====== Source material ======
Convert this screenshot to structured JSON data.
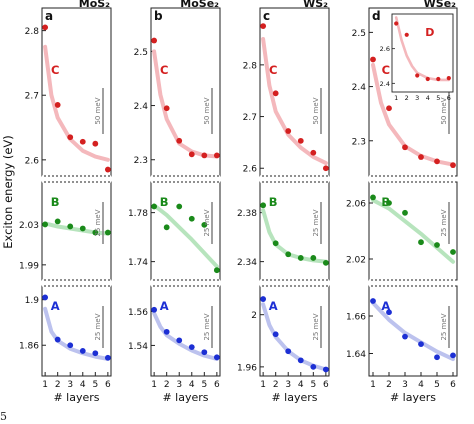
{
  "figure": {
    "ylabel": "Exciton energy (eV)",
    "xlabel": "# layers",
    "caption_fragment": "5"
  },
  "chart_data": [
    {
      "type": "scatter",
      "panel_letter": "a",
      "title": "MoS₂",
      "x_ticks": [
        "1",
        "2",
        "3",
        "4",
        "5",
        "6"
      ],
      "rows": [
        {
          "label": "C",
          "color": "#d42020",
          "fit_color": "#f4b8bc",
          "ylim": [
            2.575,
            2.835
          ],
          "yticks": [
            "2.6",
            "2.7",
            "2.8"
          ],
          "ytick_values": [
            2.6,
            2.7,
            2.8
          ],
          "scale_text": "50 meV",
          "points": [
            [
              1,
              2.805
            ],
            [
              2,
              2.685
            ],
            [
              3,
              2.635
            ],
            [
              4,
              2.628
            ],
            [
              5,
              2.625
            ],
            [
              6,
              2.585
            ]
          ],
          "fit": [
            [
              1,
              2.775
            ],
            [
              1.5,
              2.7
            ],
            [
              2,
              2.665
            ],
            [
              3,
              2.632
            ],
            [
              4,
              2.614
            ],
            [
              5,
              2.605
            ],
            [
              6,
              2.6
            ]
          ]
        },
        {
          "label": "B",
          "color": "#1a8a1a",
          "fit_color": "#b7e4bd",
          "ylim": [
            1.975,
            2.072
          ],
          "yticks": [
            "1.99",
            "2.03"
          ],
          "ytick_values": [
            1.99,
            2.03
          ],
          "scale_text": "25 meV",
          "points": [
            [
              1,
              2.03
            ],
            [
              2,
              2.033
            ],
            [
              3,
              2.028
            ],
            [
              4,
              2.026
            ],
            [
              5,
              2.022
            ],
            [
              6,
              2.022
            ]
          ],
          "fit": [
            [
              1,
              2.031
            ],
            [
              2,
              2.028
            ],
            [
              3,
              2.026
            ],
            [
              4,
              2.024
            ],
            [
              5,
              2.022
            ],
            [
              6,
              2.021
            ]
          ]
        },
        {
          "label": "A",
          "color": "#1c2fd4",
          "fit_color": "#bcc2ee",
          "ylim": [
            1.833,
            1.912
          ],
          "yticks": [
            "1.86",
            "1.9"
          ],
          "ytick_values": [
            1.86,
            1.9
          ],
          "scale_text": "25 meV",
          "points": [
            [
              1,
              1.902
            ],
            [
              2,
              1.865
            ],
            [
              3,
              1.86
            ],
            [
              4,
              1.855
            ],
            [
              5,
              1.853
            ],
            [
              6,
              1.849
            ]
          ],
          "fit": [
            [
              1,
              1.892
            ],
            [
              1.5,
              1.872
            ],
            [
              2,
              1.864
            ],
            [
              3,
              1.857
            ],
            [
              4,
              1.853
            ],
            [
              5,
              1.85
            ],
            [
              6,
              1.848
            ]
          ]
        }
      ]
    },
    {
      "type": "scatter",
      "panel_letter": "b",
      "title": "MoSe₂",
      "x_ticks": [
        "1",
        "2",
        "3",
        "4",
        "5",
        "6"
      ],
      "rows": [
        {
          "label": "C",
          "color": "#d42020",
          "fit_color": "#f4b8bc",
          "ylim": [
            2.27,
            2.58
          ],
          "yticks": [
            "2.3",
            "2.4",
            "2.5"
          ],
          "ytick_values": [
            2.3,
            2.4,
            2.5
          ],
          "scale_text": "50 meV",
          "points": [
            [
              1,
              2.52
            ],
            [
              2,
              2.395
            ],
            [
              3,
              2.335
            ],
            [
              4,
              2.31
            ],
            [
              5,
              2.308
            ],
            [
              6,
              2.308
            ]
          ],
          "fit": [
            [
              1,
              2.5
            ],
            [
              1.5,
              2.42
            ],
            [
              2,
              2.375
            ],
            [
              3,
              2.33
            ],
            [
              4,
              2.315
            ],
            [
              5,
              2.308
            ],
            [
              6,
              2.306
            ]
          ]
        },
        {
          "label": "B",
          "color": "#1a8a1a",
          "fit_color": "#b7e4bd",
          "ylim": [
            1.725,
            1.805
          ],
          "yticks": [
            "1.74",
            "1.78"
          ],
          "ytick_values": [
            1.74,
            1.78
          ],
          "scale_text": "25 meV",
          "points": [
            [
              1,
              1.785
            ],
            [
              2,
              1.768
            ],
            [
              3,
              1.785
            ],
            [
              4,
              1.775
            ],
            [
              5,
              1.77
            ],
            [
              6,
              1.733
            ]
          ],
          "fit": [
            [
              1,
              1.786
            ],
            [
              2,
              1.778
            ],
            [
              3,
              1.768
            ],
            [
              4,
              1.758
            ],
            [
              5,
              1.747
            ],
            [
              6,
              1.736
            ]
          ]
        },
        {
          "label": "A",
          "color": "#1c2fd4",
          "fit_color": "#bcc2ee",
          "ylim": [
            1.522,
            1.575
          ],
          "yticks": [
            "1.54",
            "1.56"
          ],
          "ytick_values": [
            1.54,
            1.56
          ],
          "scale_text": "25 meV",
          "points": [
            [
              1,
              1.561
            ],
            [
              2,
              1.548
            ],
            [
              3,
              1.543
            ],
            [
              4,
              1.539
            ],
            [
              5,
              1.536
            ],
            [
              6,
              1.533
            ]
          ],
          "fit": [
            [
              1,
              1.559
            ],
            [
              1.5,
              1.551
            ],
            [
              2,
              1.546
            ],
            [
              3,
              1.541
            ],
            [
              4,
              1.537
            ],
            [
              5,
              1.534
            ],
            [
              6,
              1.532
            ]
          ]
        }
      ]
    },
    {
      "type": "scatter",
      "panel_letter": "c",
      "title": "WS₂",
      "x_ticks": [
        "1",
        "2",
        "3",
        "4",
        "5",
        "6"
      ],
      "rows": [
        {
          "label": "C",
          "color": "#d42020",
          "fit_color": "#f4b8bc",
          "ylim": [
            2.585,
            2.91
          ],
          "yticks": [
            "2.6",
            "2.7",
            "2.8"
          ],
          "ytick_values": [
            2.6,
            2.7,
            2.8
          ],
          "scale_text": "50 meV",
          "points": [
            [
              1,
              2.875
            ],
            [
              2,
              2.745
            ],
            [
              3,
              2.672
            ],
            [
              4,
              2.653
            ],
            [
              5,
              2.63
            ],
            [
              6,
              2.6
            ]
          ],
          "fit": [
            [
              1,
              2.85
            ],
            [
              1.5,
              2.76
            ],
            [
              2,
              2.71
            ],
            [
              3,
              2.665
            ],
            [
              4,
              2.64
            ],
            [
              5,
              2.622
            ],
            [
              6,
              2.61
            ]
          ]
        },
        {
          "label": "B",
          "color": "#1a8a1a",
          "fit_color": "#b7e4bd",
          "ylim": [
            2.325,
            2.405
          ],
          "yticks": [
            "2.34",
            "2.38"
          ],
          "ytick_values": [
            2.34,
            2.38
          ],
          "scale_text": "25 meV",
          "points": [
            [
              1,
              2.386
            ],
            [
              2,
              2.355
            ],
            [
              3,
              2.346
            ],
            [
              4,
              2.343
            ],
            [
              5,
              2.343
            ],
            [
              6,
              2.339
            ]
          ],
          "fit": [
            [
              1,
              2.382
            ],
            [
              1.5,
              2.364
            ],
            [
              2,
              2.354
            ],
            [
              3,
              2.346
            ],
            [
              4,
              2.343
            ],
            [
              5,
              2.341
            ],
            [
              6,
              2.34
            ]
          ]
        },
        {
          "label": "A",
          "color": "#1c2fd4",
          "fit_color": "#bcc2ee",
          "ylim": [
            1.953,
            2.022
          ],
          "yticks": [
            "1.96",
            "2"
          ],
          "ytick_values": [
            1.96,
            2.0
          ],
          "scale_text": "25 meV",
          "points": [
            [
              1,
              2.012
            ],
            [
              2,
              1.985
            ],
            [
              3,
              1.972
            ],
            [
              4,
              1.965
            ],
            [
              5,
              1.96
            ],
            [
              6,
              1.958
            ]
          ],
          "fit": [
            [
              1,
              2.008
            ],
            [
              1.5,
              1.992
            ],
            [
              2,
              1.983
            ],
            [
              3,
              1.972
            ],
            [
              4,
              1.965
            ],
            [
              5,
              1.961
            ],
            [
              6,
              1.958
            ]
          ]
        }
      ]
    },
    {
      "type": "scatter",
      "panel_letter": "d",
      "title": "WSe₂",
      "x_ticks": [
        "1",
        "2",
        "3",
        "4",
        "5",
        "6"
      ],
      "rows": [
        {
          "label": "C",
          "color": "#d42020",
          "fit_color": "#f4b8bc",
          "ylim": [
            2.235,
            2.545
          ],
          "yticks": [
            "2.3",
            "2.4",
            "2.5"
          ],
          "ytick_values": [
            2.3,
            2.4,
            2.5
          ],
          "scale_text": "50 meV",
          "points": [
            [
              1,
              2.45
            ],
            [
              2,
              2.36
            ],
            [
              3,
              2.288
            ],
            [
              4,
              2.27
            ],
            [
              5,
              2.262
            ],
            [
              6,
              2.255
            ]
          ],
          "fit": [
            [
              1,
              2.44
            ],
            [
              1.5,
              2.37
            ],
            [
              2,
              2.33
            ],
            [
              3,
              2.29
            ],
            [
              4,
              2.272
            ],
            [
              5,
              2.262
            ],
            [
              6,
              2.256
            ]
          ]
        },
        {
          "label": "B",
          "color": "#1a8a1a",
          "fit_color": "#b7e4bd",
          "ylim": [
            2.005,
            2.075
          ],
          "yticks": [
            "2.02",
            "2.06"
          ],
          "ytick_values": [
            2.02,
            2.06
          ],
          "scale_text": "25 meV",
          "points": [
            [
              1,
              2.064
            ],
            [
              2,
              2.06
            ],
            [
              3,
              2.053
            ],
            [
              4,
              2.032
            ],
            [
              5,
              2.03
            ],
            [
              6,
              2.025
            ]
          ],
          "fit": [
            [
              1,
              2.062
            ],
            [
              2,
              2.056
            ],
            [
              3,
              2.047
            ],
            [
              4,
              2.038
            ],
            [
              5,
              2.028
            ],
            [
              6,
              2.018
            ]
          ]
        },
        {
          "label": "A",
          "color": "#1c2fd4",
          "fit_color": "#bcc2ee",
          "ylim": [
            1.628,
            1.676
          ],
          "yticks": [
            "1.64",
            "1.66"
          ],
          "ytick_values": [
            1.64,
            1.66
          ],
          "scale_text": "25 meV",
          "points": [
            [
              1,
              1.668
            ],
            [
              2,
              1.662
            ],
            [
              3,
              1.649
            ],
            [
              4,
              1.645
            ],
            [
              5,
              1.638
            ],
            [
              6,
              1.639
            ]
          ],
          "fit": [
            [
              1,
              1.667
            ],
            [
              2,
              1.658
            ],
            [
              3,
              1.651
            ],
            [
              4,
              1.646
            ],
            [
              5,
              1.641
            ],
            [
              6,
              1.637
            ]
          ]
        }
      ],
      "inset": {
        "label": "D",
        "color": "#d42020",
        "fit_color": "#f4b8bc",
        "ylim": [
          2.35,
          2.8
        ],
        "yticks": [
          "2.4",
          "2.6"
        ],
        "ytick_values": [
          2.4,
          2.6
        ],
        "x_ticks": [
          "1",
          "2",
          "3",
          "4",
          "5",
          "6"
        ],
        "points": [
          [
            1,
            2.745
          ],
          [
            2,
            2.68
          ],
          [
            3,
            2.445
          ],
          [
            4,
            2.425
          ],
          [
            5,
            2.425
          ],
          [
            6,
            2.43
          ]
        ],
        "fit": [
          [
            1,
            2.78
          ],
          [
            1.5,
            2.65
          ],
          [
            2,
            2.56
          ],
          [
            2.5,
            2.5
          ],
          [
            3,
            2.46
          ],
          [
            4,
            2.43
          ],
          [
            5,
            2.42
          ],
          [
            6,
            2.42
          ]
        ]
      }
    }
  ]
}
======
# [Your objective]
Gather up every line in the data above that contains the word "title", copying each one.

# [Solution to the problem]
      "title": "MoS₂",
      "title": "MoSe₂",
      "title": "WS₂",
      "title": "WSe₂",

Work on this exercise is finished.